Copy all of the records below verbatim.

::::

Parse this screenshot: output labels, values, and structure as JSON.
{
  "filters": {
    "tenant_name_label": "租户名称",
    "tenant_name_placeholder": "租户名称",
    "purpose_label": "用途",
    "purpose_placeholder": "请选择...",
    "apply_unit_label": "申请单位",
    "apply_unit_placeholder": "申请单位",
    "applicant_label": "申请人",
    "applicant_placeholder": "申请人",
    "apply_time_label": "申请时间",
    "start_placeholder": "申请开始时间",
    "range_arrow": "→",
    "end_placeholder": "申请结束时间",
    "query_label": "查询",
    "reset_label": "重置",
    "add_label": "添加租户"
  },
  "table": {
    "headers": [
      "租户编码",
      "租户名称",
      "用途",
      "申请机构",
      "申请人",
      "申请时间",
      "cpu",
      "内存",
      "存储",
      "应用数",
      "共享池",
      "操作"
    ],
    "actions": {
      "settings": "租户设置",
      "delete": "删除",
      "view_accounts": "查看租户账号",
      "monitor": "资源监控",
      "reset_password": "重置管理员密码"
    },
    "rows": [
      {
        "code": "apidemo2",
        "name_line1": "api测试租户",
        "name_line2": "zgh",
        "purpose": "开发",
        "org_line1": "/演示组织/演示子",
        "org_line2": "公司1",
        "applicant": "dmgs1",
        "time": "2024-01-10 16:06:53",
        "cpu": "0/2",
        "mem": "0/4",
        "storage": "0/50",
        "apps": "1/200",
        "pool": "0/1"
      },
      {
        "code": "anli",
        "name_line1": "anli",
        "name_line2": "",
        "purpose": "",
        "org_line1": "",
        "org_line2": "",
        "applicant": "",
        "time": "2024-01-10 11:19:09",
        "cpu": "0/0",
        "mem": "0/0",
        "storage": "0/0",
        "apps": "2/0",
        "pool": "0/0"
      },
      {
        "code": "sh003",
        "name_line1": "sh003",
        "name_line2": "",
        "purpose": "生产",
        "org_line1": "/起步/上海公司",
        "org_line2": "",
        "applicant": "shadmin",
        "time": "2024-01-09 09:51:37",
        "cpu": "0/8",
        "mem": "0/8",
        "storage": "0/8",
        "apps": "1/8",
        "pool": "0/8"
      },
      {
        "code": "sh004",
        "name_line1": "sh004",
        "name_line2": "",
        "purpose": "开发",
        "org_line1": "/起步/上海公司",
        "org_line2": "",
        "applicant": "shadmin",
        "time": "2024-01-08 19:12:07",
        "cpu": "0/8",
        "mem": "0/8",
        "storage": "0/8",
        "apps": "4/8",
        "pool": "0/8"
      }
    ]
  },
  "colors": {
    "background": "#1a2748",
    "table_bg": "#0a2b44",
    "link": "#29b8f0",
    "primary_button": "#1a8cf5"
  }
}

::::

* Exercise output:
Parse this screenshot: output labels, values, and structure as JSON.
{
  "filters": {
    "tenant_name_label": "租户名称",
    "tenant_name_placeholder": "租户名称",
    "purpose_label": "用途",
    "purpose_placeholder": "请选择...",
    "apply_unit_label": "申请单位",
    "apply_unit_placeholder": "申请单位",
    "applicant_label": "申请人",
    "applicant_placeholder": "申请人",
    "apply_time_label": "申请时间",
    "start_placeholder": "申请开始时间",
    "range_arrow": "→",
    "end_placeholder": "申请结束时间",
    "query_label": "查询",
    "reset_label": "重置",
    "add_label": "添加租户"
  },
  "table": {
    "headers": [
      "租户编码",
      "租户名称",
      "用途",
      "申请机构",
      "申请人",
      "申请时间",
      "cpu",
      "内存",
      "存储",
      "应用数",
      "共享池",
      "操作"
    ],
    "actions": {
      "settings": "租户设置",
      "delete": "删除",
      "view_accounts": "查看租户账号",
      "monitor": "资源监控",
      "reset_password": "重置管理员密码"
    },
    "rows": [
      {
        "code": "apidemo2",
        "name_line1": "api测试租户",
        "name_line2": "zgh",
        "purpose": "开发",
        "org_line1": "/演示组织/演示子",
        "org_line2": "公司1",
        "applicant": "dmgs1",
        "time": "2024-01-10 16:06:53",
        "cpu": "0/2",
        "mem": "0/4",
        "storage": "0/50",
        "apps": "1/200",
        "pool": "0/1"
      },
      {
        "code": "anli",
        "name_line1": "anli",
        "name_line2": "",
        "purpose": "",
        "org_line1": "",
        "org_line2": "",
        "applicant": "",
        "time": "2024-01-10 11:19:09",
        "cpu": "0/0",
        "mem": "0/0",
        "storage": "0/0",
        "apps": "2/0",
        "pool": "0/0"
      },
      {
        "code": "sh003",
        "name_line1": "sh003",
        "name_line2": "",
        "purpose": "生产",
        "org_line1": "/起步/上海公司",
        "org_line2": "",
        "applicant": "shadmin",
        "time": "2024-01-09 09:51:37",
        "cpu": "0/8",
        "mem": "0/8",
        "storage": "0/8",
        "apps": "1/8",
        "pool": "0/8"
      },
      {
        "code": "sh004",
        "name_line1": "sh004",
        "name_line2": "",
        "purpose": "开发",
        "org_line1": "/起步/上海公司",
        "org_line2": "",
        "applicant": "shadmin",
        "time": "2024-01-08 19:12:07",
        "cpu": "0/8",
        "mem": "0/8",
        "storage": "0/8",
        "apps": "4/8",
        "pool": "0/8"
      }
    ]
  },
  "colors": {
    "background": "#1a2748",
    "table_bg": "#0a2b44",
    "link": "#29b8f0",
    "primary_button": "#1a8cf5"
  }
}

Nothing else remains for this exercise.